Gather every line of the entries that includes the word "blockdigest".
==== STORED ROWS ====
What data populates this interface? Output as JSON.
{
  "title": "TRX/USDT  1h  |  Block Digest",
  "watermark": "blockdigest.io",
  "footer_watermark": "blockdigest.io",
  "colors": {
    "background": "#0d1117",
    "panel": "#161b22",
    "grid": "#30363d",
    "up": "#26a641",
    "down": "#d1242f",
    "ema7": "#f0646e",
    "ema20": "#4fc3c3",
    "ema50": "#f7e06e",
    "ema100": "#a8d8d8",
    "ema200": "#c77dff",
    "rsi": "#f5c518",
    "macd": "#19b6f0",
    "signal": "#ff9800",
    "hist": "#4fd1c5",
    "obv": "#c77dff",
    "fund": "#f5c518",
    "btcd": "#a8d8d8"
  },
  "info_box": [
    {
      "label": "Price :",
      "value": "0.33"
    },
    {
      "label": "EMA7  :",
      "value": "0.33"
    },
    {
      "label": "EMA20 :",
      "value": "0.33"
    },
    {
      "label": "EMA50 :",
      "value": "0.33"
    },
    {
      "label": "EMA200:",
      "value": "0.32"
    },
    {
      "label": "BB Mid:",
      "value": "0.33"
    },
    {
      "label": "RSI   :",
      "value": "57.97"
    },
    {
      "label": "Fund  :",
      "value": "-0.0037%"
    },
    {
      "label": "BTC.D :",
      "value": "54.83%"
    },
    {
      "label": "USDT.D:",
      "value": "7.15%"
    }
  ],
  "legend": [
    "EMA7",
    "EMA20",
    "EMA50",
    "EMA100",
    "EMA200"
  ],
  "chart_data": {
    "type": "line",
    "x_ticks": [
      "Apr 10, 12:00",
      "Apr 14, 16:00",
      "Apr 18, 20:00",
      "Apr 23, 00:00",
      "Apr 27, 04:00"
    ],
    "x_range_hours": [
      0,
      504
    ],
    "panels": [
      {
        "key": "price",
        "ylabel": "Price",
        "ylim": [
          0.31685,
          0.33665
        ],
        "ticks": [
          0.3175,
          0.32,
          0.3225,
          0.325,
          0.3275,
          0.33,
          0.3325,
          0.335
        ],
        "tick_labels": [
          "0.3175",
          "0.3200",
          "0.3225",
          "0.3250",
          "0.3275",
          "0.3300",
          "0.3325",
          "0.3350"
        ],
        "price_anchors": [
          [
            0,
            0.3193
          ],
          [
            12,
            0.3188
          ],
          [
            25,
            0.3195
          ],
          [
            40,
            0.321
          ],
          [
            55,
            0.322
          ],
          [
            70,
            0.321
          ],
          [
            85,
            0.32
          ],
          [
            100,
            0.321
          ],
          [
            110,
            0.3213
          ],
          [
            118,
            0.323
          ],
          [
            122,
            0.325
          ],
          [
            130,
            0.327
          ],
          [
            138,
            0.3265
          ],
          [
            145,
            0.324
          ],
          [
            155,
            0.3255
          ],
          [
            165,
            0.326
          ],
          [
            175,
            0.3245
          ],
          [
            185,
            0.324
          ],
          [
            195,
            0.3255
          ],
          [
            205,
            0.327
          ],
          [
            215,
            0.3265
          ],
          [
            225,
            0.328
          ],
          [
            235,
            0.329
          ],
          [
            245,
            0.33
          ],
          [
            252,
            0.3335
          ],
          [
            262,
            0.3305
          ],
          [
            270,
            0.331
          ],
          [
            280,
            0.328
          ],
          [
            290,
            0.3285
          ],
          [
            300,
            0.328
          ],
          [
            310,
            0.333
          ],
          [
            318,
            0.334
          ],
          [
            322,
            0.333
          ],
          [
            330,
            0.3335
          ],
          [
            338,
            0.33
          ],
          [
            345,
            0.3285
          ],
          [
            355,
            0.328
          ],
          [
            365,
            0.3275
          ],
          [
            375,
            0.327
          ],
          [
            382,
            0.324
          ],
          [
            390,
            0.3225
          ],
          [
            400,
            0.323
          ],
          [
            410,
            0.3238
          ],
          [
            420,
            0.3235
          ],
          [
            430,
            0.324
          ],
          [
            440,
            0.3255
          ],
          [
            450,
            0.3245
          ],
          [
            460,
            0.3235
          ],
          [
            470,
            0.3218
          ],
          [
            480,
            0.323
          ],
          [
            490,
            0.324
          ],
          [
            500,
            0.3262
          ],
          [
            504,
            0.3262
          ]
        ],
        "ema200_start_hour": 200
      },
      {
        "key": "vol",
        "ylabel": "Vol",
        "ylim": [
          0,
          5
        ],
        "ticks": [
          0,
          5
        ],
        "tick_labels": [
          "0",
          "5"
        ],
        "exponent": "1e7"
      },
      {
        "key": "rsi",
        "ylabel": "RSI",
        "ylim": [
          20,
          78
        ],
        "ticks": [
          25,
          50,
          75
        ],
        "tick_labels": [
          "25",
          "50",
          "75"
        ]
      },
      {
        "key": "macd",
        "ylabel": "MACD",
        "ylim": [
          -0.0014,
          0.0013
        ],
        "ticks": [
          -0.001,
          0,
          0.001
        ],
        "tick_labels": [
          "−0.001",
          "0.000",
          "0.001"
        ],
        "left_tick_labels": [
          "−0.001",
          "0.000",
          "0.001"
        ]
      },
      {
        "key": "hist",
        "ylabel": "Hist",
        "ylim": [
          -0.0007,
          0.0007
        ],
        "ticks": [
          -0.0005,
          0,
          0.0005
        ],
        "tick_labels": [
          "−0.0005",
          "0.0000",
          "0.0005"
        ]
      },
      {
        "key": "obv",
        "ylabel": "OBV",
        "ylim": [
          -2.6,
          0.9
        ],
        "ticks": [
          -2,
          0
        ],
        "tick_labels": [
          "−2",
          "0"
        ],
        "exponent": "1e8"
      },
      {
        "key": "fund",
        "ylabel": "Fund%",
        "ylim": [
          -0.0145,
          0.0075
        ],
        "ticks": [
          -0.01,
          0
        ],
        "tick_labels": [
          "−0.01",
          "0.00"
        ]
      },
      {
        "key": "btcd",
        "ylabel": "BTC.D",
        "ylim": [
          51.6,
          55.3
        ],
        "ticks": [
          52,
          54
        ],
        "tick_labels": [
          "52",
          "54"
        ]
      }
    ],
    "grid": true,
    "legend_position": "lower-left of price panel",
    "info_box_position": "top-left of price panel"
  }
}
====
(WRITTEN SOLUTION):
  "watermark": "blockdigest.io",
  "footer_watermark": "blockdigest.io",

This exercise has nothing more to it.